[start]
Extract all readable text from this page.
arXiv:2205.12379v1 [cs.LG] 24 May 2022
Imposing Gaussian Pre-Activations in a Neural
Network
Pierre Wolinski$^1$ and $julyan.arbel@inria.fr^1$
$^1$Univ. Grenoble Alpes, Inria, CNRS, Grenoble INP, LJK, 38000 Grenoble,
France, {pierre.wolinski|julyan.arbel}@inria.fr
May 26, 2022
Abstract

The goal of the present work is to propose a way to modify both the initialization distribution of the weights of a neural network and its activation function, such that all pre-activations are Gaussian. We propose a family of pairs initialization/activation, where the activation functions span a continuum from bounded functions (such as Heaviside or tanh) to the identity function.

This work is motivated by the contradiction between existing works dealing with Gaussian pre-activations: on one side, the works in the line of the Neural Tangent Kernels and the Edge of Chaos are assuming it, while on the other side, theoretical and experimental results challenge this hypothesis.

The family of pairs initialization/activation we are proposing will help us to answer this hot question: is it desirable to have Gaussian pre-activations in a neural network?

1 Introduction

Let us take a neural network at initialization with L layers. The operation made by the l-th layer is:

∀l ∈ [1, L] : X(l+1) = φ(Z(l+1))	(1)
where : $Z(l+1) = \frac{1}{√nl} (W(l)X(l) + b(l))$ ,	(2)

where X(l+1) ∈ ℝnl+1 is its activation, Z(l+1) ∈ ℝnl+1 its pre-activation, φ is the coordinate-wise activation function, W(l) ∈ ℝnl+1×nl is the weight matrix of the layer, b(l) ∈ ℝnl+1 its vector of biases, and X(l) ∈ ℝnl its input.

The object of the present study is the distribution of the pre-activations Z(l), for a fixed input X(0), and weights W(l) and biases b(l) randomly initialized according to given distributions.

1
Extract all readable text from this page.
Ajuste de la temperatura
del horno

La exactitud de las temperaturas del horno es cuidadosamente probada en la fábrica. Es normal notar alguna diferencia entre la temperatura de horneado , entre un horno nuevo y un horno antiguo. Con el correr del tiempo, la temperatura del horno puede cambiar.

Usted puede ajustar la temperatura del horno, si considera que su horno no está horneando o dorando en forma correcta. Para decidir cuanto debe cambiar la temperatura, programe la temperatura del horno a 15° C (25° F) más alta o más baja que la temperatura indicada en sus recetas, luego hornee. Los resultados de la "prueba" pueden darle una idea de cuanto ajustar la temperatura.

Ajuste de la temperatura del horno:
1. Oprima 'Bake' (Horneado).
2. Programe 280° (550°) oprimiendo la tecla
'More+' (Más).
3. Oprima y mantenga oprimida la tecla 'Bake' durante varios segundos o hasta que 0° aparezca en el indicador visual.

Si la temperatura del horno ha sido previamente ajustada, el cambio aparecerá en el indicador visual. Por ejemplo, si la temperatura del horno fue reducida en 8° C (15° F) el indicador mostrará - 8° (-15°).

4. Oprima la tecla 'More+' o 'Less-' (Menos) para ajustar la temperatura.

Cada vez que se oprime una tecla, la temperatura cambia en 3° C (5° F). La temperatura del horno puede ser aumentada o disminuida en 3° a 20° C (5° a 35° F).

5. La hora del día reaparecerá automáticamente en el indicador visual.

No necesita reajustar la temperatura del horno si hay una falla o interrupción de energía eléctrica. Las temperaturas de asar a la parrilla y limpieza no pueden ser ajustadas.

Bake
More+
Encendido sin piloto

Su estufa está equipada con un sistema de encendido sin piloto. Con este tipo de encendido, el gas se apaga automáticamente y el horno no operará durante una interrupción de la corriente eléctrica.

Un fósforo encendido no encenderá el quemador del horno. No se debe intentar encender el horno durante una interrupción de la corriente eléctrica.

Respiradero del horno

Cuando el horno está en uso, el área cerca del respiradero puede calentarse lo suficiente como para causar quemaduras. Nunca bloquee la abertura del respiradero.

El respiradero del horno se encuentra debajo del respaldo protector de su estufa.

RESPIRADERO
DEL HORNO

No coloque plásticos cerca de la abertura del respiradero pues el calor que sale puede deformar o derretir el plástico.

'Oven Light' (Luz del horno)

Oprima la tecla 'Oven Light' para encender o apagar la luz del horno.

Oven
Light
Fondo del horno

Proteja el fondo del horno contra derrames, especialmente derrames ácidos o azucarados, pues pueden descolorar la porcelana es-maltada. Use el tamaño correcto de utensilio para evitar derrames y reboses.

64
[end]
- Written request:
Your task is to output the full set of records exactly as presented.

- Result of the task:
Extract all readable text from this page.
arXiv:2205.12379v1 [cs.LG] 24 May 2022
Imposing Gaussian Pre-Activations in a Neural
Network
Pierre Wolinski$^1$ and $julyan.arbel@inria.fr^1$
$^1$Univ. Grenoble Alpes, Inria, CNRS, Grenoble INP, LJK, 38000 Grenoble,
France, {pierre.wolinski|julyan.arbel}@inria.fr
May 26, 2022
Abstract

The goal of the present work is to propose a way to modify both the initialization distribution of the weights of a neural network and its activation function, such that all pre-activations are Gaussian. We propose a family of pairs initialization/activation, where the activation functions span a continuum from bounded functions (such as Heaviside or tanh) to the identity function.

This work is motivated by the contradiction between existing works dealing with Gaussian pre-activations: on one side, the works in the line of the Neural Tangent Kernels and the Edge of Chaos are assuming it, while on the other side, theoretical and experimental results challenge this hypothesis.

The family of pairs initialization/activation we are proposing will help us to answer this hot question: is it desirable to have Gaussian pre-activations in a neural network?

1 Introduction

Let us take a neural network at initialization with L layers. The operation made by the l-th layer is:

∀l ∈ [1, L] : X(l+1) = φ(Z(l+1))	(1)
where : $Z(l+1) = \frac{1}{√nl} (W(l)X(l) + b(l))$ ,	(2)

where X(l+1) ∈ ℝnl+1 is its activation, Z(l+1) ∈ ℝnl+1 its pre-activation, φ is the coordinate-wise activation function, W(l) ∈ ℝnl+1×nl is the weight matrix of the layer, b(l) ∈ ℝnl+1 its vector of biases, and X(l) ∈ ℝnl its input.

The object of the present study is the distribution of the pre-activations Z(l), for a fixed input X(0), and weights W(l) and biases b(l) randomly initialized according to given distributions.

1
Extract all readable text from this page.
Ajuste de la temperatura
del horno

La exactitud de las temperaturas del horno es cuidadosamente probada en la fábrica. Es normal notar alguna diferencia entre la temperatura de horneado , entre un horno nuevo y un horno antiguo. Con el correr del tiempo, la temperatura del horno puede cambiar.

Usted puede ajustar la temperatura del horno, si considera que su horno no está horneando o dorando en forma correcta. Para decidir cuanto debe cambiar la temperatura, programe la temperatura del horno a 15° C (25° F) más alta o más baja que la temperatura indicada en sus recetas, luego hornee. Los resultados de la "prueba" pueden darle una idea de cuanto ajustar la temperatura.

Ajuste de la temperatura del horno:
1. Oprima 'Bake' (Horneado).
2. Programe 280° (550°) oprimiendo la tecla
'More+' (Más).
3. Oprima y mantenga oprimida la tecla 'Bake' durante varios segundos o hasta que 0° aparezca en el indicador visual.

Si la temperatura del horno ha sido previamente ajustada, el cambio aparecerá en el indicador visual. Por ejemplo, si la temperatura del horno fue reducida en 8° C (15° F) el indicador mostrará - 8° (-15°).

4. Oprima la tecla 'More+' o 'Less-' (Menos) para ajustar la temperatura.

Cada vez que se oprime una tecla, la temperatura cambia en 3° C (5° F). La temperatura del horno puede ser aumentada o disminuida en 3° a 20° C (5° a 35° F).

5. La hora del día reaparecerá automáticamente en el indicador visual.

No necesita reajustar la temperatura del horno si hay una falla o interrupción de energía eléctrica. Las temperaturas de asar a la parrilla y limpieza no pueden ser ajustadas.

Bake
More+
Encendido sin piloto

Su estufa está equipada con un sistema de encendido sin piloto. Con este tipo de encendido, el gas se apaga automáticamente y el horno no operará durante una interrupción de la corriente eléctrica.

Un fósforo encendido no encenderá el quemador del horno. No se debe intentar encender el horno durante una interrupción de la corriente eléctrica.

Respiradero del horno

Cuando el horno está en uso, el área cerca del respiradero puede calentarse lo suficiente como para causar quemaduras. Nunca bloquee la abertura del respiradero.

El respiradero del horno se encuentra debajo del respaldo protector de su estufa.

RESPIRADERO
DEL HORNO

No coloque plásticos cerca de la abertura del respiradero pues el calor que sale puede deformar o derretir el plástico.

'Oven Light' (Luz del horno)

Oprima la tecla 'Oven Light' para encender o apagar la luz del horno.

Oven
Light
Fondo del horno

Proteja el fondo del horno contra derrames, especialmente derrames ácidos o azucarados, pues pueden descolorar la porcelana es-maltada. Use el tamaño correcto de utensilio para evitar derrames y reboses.

64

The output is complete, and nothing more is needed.